** BEGIN Data for processing **

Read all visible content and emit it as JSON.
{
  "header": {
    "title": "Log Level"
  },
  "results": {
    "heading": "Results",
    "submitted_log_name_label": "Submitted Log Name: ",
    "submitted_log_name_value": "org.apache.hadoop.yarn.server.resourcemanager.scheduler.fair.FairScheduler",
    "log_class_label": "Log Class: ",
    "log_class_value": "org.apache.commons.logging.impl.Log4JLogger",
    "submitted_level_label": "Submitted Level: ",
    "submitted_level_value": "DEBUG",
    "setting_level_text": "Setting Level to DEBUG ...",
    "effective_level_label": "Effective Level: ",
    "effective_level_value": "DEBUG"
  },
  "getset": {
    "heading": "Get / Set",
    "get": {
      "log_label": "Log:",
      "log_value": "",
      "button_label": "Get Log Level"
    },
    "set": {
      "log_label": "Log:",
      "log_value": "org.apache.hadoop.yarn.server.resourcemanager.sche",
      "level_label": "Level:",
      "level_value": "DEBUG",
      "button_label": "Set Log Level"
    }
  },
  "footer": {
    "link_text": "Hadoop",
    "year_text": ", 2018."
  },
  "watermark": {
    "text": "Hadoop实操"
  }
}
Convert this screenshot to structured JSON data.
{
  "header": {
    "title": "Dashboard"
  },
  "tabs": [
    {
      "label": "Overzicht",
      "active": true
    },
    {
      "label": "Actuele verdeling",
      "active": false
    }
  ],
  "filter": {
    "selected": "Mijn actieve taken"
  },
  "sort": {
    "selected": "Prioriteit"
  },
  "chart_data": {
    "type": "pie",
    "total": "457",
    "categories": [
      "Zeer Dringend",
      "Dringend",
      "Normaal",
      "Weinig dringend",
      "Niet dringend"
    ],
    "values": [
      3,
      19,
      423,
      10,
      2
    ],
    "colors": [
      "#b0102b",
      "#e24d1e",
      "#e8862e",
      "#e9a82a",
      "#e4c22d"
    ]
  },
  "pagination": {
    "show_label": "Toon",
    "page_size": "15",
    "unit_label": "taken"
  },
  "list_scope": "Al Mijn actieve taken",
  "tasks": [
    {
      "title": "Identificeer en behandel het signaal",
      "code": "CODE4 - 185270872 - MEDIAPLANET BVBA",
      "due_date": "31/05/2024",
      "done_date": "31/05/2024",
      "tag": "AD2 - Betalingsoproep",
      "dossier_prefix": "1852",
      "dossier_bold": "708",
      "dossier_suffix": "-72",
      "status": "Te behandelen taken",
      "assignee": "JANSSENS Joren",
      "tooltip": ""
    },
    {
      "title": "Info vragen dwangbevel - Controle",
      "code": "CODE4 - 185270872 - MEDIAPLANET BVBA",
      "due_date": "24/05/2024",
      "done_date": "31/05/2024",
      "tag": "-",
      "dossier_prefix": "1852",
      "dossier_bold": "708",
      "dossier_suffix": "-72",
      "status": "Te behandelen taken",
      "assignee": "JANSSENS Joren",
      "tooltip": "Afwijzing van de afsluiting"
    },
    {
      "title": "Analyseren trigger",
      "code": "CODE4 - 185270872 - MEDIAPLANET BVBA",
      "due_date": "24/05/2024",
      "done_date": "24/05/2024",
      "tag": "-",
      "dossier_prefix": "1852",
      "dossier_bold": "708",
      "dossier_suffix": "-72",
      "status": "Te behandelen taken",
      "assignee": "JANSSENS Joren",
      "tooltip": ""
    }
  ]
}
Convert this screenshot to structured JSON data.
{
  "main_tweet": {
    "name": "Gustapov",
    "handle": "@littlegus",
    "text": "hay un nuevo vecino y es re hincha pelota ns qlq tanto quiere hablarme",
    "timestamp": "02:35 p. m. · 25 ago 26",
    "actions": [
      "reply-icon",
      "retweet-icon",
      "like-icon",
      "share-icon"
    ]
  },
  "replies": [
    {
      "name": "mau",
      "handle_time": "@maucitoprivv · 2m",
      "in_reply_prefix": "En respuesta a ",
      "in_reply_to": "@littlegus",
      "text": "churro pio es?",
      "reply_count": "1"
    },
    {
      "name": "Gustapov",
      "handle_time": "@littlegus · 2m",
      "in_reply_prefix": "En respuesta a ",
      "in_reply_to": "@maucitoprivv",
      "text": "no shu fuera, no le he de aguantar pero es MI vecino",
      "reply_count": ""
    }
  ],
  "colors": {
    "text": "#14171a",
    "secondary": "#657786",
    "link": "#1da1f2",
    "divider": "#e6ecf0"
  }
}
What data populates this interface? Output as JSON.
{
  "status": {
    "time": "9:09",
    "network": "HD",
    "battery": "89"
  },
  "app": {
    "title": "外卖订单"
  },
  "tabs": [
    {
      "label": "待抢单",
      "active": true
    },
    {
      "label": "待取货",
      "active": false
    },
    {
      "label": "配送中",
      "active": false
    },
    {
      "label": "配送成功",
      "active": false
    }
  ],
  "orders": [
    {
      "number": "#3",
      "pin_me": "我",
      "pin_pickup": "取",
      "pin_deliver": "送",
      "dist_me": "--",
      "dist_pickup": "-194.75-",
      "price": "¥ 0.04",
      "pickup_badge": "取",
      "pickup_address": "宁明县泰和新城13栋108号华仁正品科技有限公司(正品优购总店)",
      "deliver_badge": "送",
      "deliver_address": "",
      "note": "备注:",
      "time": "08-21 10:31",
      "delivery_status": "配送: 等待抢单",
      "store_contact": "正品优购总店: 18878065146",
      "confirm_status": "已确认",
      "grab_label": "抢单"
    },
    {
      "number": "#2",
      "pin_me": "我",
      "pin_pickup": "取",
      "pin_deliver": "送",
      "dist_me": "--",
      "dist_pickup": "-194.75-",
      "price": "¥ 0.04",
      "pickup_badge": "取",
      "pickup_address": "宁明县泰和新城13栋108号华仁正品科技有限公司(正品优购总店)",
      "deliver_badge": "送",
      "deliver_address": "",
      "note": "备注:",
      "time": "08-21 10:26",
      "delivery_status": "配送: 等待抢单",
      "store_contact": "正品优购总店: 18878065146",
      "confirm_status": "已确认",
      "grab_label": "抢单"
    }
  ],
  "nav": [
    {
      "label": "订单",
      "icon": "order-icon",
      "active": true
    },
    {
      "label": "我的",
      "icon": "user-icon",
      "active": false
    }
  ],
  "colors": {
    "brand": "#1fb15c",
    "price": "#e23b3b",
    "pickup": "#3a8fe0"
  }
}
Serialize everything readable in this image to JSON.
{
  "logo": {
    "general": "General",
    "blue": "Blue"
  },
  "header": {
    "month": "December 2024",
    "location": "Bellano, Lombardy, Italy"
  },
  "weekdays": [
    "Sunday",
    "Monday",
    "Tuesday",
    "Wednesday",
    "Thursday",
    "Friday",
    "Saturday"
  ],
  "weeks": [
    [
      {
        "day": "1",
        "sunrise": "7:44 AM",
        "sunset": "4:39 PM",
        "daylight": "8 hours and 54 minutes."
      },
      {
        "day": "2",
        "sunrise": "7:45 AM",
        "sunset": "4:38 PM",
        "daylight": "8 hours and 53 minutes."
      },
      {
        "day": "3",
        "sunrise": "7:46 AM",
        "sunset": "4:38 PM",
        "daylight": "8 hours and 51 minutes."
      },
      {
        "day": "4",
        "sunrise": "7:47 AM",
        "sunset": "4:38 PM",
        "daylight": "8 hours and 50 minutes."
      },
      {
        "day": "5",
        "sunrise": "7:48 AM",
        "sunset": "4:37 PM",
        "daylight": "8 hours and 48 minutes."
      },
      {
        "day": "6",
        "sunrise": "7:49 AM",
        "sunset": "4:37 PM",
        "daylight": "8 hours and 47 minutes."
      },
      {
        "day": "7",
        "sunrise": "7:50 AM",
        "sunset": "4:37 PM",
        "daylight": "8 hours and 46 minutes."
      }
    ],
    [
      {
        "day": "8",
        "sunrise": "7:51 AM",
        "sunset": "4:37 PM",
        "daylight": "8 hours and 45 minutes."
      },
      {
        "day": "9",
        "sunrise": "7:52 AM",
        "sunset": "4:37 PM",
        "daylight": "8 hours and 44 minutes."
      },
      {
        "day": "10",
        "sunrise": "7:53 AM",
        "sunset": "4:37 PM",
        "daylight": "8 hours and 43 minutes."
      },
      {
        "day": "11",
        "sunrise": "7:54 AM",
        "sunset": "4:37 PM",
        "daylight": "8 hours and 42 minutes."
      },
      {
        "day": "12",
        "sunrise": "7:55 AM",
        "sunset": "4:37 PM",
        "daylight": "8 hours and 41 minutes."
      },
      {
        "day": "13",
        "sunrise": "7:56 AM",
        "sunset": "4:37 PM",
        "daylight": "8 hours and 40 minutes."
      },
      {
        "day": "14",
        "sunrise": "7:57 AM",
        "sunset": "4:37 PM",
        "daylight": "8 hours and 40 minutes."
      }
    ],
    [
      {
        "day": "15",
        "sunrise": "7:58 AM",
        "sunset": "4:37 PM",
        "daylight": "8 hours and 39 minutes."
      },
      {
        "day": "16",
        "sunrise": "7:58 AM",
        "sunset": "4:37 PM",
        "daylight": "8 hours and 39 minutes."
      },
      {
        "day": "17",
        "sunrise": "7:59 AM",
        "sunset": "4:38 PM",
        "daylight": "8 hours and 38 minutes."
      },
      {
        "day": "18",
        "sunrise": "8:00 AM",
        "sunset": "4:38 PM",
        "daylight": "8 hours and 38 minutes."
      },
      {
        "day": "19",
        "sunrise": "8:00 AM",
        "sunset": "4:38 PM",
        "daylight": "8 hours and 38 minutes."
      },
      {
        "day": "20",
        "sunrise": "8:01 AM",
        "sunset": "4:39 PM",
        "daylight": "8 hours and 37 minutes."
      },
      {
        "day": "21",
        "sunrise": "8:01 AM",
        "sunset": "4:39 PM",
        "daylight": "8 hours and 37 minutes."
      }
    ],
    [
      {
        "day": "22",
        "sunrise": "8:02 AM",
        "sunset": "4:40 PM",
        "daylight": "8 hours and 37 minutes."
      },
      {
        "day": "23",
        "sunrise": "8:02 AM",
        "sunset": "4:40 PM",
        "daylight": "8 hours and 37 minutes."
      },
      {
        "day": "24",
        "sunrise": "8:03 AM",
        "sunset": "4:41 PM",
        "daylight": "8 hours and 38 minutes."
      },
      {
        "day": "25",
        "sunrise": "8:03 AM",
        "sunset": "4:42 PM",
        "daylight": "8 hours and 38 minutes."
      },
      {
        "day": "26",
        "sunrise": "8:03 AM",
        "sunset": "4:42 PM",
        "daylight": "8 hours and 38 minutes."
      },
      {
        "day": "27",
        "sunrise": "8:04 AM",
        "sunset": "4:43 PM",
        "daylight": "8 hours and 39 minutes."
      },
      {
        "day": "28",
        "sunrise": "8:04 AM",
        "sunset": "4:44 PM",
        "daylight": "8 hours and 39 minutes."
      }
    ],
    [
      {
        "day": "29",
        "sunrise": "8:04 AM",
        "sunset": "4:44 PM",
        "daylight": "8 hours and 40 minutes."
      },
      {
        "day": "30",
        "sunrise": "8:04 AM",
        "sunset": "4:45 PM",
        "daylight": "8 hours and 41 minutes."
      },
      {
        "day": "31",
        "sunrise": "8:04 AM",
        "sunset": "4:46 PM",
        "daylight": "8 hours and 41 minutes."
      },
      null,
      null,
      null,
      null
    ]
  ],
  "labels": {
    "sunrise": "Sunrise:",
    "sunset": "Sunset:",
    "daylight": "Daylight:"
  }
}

** END Data for processing **

_Problem to work on_
Show each line of the data that contains the string "vecino".

_Finished answer_
    "text": "hay un nuevo vecino y es re hincha pelota ns qlq tanto quiere hablarme",
      "text": "no shu fuera, no le he de aguantar pero es MI vecino",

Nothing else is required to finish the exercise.